>> begin PASSAGE TO READ
Nushell – a modern shell written in Rust - bryanrasmussen
https://github.com/nushell/nushell
======
obituary_latte
Previous discussion:
[https://news.ycombinator.com/item?id=20783006](https://news.ycombinator.com/item?id=20783006)

------
pcr910303
While I fully appreciate & support the structured shell approach (I believe
it’s the future), I wish the efforts in making a mew shell should be more
directed to a small selection of projects.

elvish[0], uxy[1], ngs[2] and basically all shell projects that allow other
languages(e.g. python: tako[3], racket: rash[4] janet: janetsh[5]) are all
similar attempts; and there are numerous more alternative (non-structured)
shells like fish[6], and a whole lot more.

As a daily user of fish and a person hyped by elvish (but not using it as a
daily driver :-(), I hope some structured shells get at least some traction,
but there are too much approaches.
>> end PASSAGE TO READ
>> begin GIVEN ENTRIES
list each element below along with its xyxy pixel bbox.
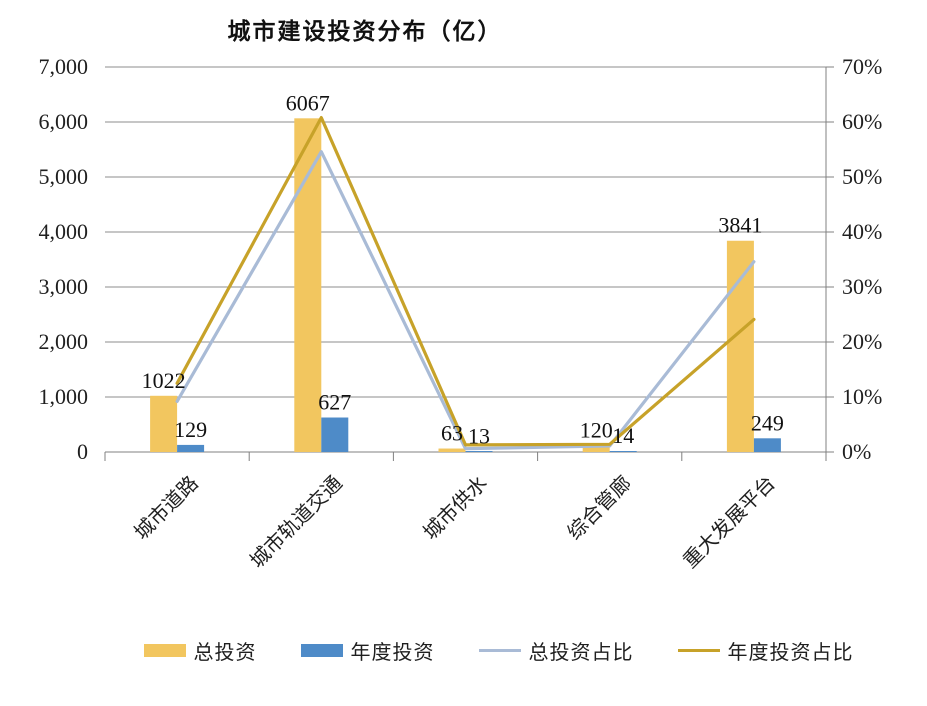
bar-年度投资-城市轨道交通	[321, 417, 349, 452]
bar-总投资-城市供水	[438, 448, 466, 452]
legend-swatch-total-investment-bar	[143, 644, 186, 657]
data-label-总投资-城市供水: 63	[441, 421, 463, 446]
legend-swatch-annual-investment-bar	[300, 644, 343, 657]
data-label-年度投资-城市轨道交通: 627	[318, 390, 351, 415]
right-axis-tick-label: 60%	[842, 109, 883, 134]
legend-swatch-total-investment-share-line	[478, 649, 521, 652]
legend-label-total-investment-share: 总投资占比	[528, 642, 634, 664]
legend-swatch-annual-investment-share-line	[677, 649, 720, 652]
legend-item-total-investment: 总投资	[143, 636, 257, 665]
right-axis-tick-label: 20%	[842, 329, 883, 354]
bar-年度投资-综合管廊	[609, 451, 637, 452]
line-年度投资占比	[175, 115, 756, 447]
data-label-年度投资-城市道路: 129	[174, 417, 207, 442]
left-axis-tick-label: 0	[77, 439, 88, 464]
data-label-总投资-城市轨道交通: 6067	[286, 90, 330, 115]
legend-item-annual-investment-share: 年度投资占比	[677, 636, 854, 665]
bar-年度投资-城市道路	[177, 444, 205, 452]
right-axis-tick-label: 70%	[842, 54, 883, 79]
legend-item-total-investment-share: 总投资占比	[478, 636, 634, 665]
bar-年度投资-重大发展平台	[753, 438, 781, 452]
data-label-年度投资-城市供水: 13	[468, 423, 490, 448]
bar-总投资-城市轨道交通	[294, 118, 322, 452]
data-label-总投资-重大发展平台: 3841	[718, 213, 762, 238]
bar-年度投资-城市供水	[465, 451, 493, 452]
right-axis-tick-label: 0%	[842, 439, 872, 464]
chart-title: 城市建设投资分布（亿）	[227, 19, 503, 44]
left-axis-tick-label: 5,000	[38, 164, 89, 189]
bar-总投资-重大发展平台	[726, 240, 754, 452]
right-axis-tick-label: 50%	[842, 164, 883, 189]
legend-item-annual-investment: 年度投资	[300, 636, 435, 665]
right-axis-tick-label: 10%	[842, 384, 883, 409]
data-label-总投资-城市道路: 1022	[142, 368, 186, 393]
chart-legend: 总投资 年度投资 总投资占比 年度投资占比	[0, 636, 927, 665]
data-label-年度投资-综合管廊: 14	[612, 423, 634, 448]
left-axis-tick-label: 1,000	[38, 384, 89, 409]
line-总投资占比	[175, 150, 756, 451]
right-axis-tick-label: 30%	[842, 274, 883, 299]
data-label-总投资-综合管廊: 120	[580, 417, 613, 442]
legend-label-annual-investment-share: 年度投资占比	[727, 642, 854, 664]
bar-总投资-城市道路	[150, 395, 178, 452]
right-axis-tick-label: 40%	[842, 219, 883, 244]
left-axis-tick-label: 7,000	[38, 54, 89, 79]
left-axis-tick-label: 6,000	[38, 109, 89, 134]
legend-label-annual-investment: 年度投资	[350, 642, 435, 664]
legend-label-total-investment: 总投资	[193, 642, 257, 664]
bar-总投资-综合管廊	[582, 445, 610, 452]
left-axis-tick-label: 2,000	[38, 329, 89, 354]
data-label-年度投资-重大发展平台: 249	[751, 410, 784, 435]
left-axis-tick-label: 4,000	[38, 219, 89, 244]
left-axis-tick-label: 3,000	[38, 274, 89, 299]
>> end GIVEN ENTRIES
*TASK 1*
Using only the Nushell thread, decide whether each statement agrees with it, answering yes or no and quoting the words that settle it: (a) The commenter who lists other shells uses fish every day. (b) That commenter relies on elvish as a daily driver. (c) The shell named janetsh lets users work in Racket.
*TASK 2*
Carry the Nushell thread forward from its final comment.

*RESPONSE 1*
(a) Yes: "As a daily user of fish"
(b) No: "but not using it as a daily driver"
(c) No: "racket: rash[4] janet: janetsh[5]"

*RESPONSE 2*
Well, I didn’t start as a rant but it became one anyway.

[0]: [https://elv.sh/](https://elv.sh/)

[1]: [https://github.com/sustrik/uxy](https://github.com/sustrik/uxy)

[2]: [https://github.com/ngs-lang/ngs](https://github.com/ngs-lang/ngs)

[3]: [https://takoshell.org/](https://takoshell.org/)

[4]: [https://rash-lang.org/](https://rash-lang.org/)

[5]:
[https://github.com/andrewchambers/janetsh](https://github.com/andrewchambers/janetsh)

[6]: [https://fishshell.com/](https://fishshell.com/)

------
e2le
Nutshell looks like it's shaping up to be the new hotness in shell land.

------
ertucetin
It looks great!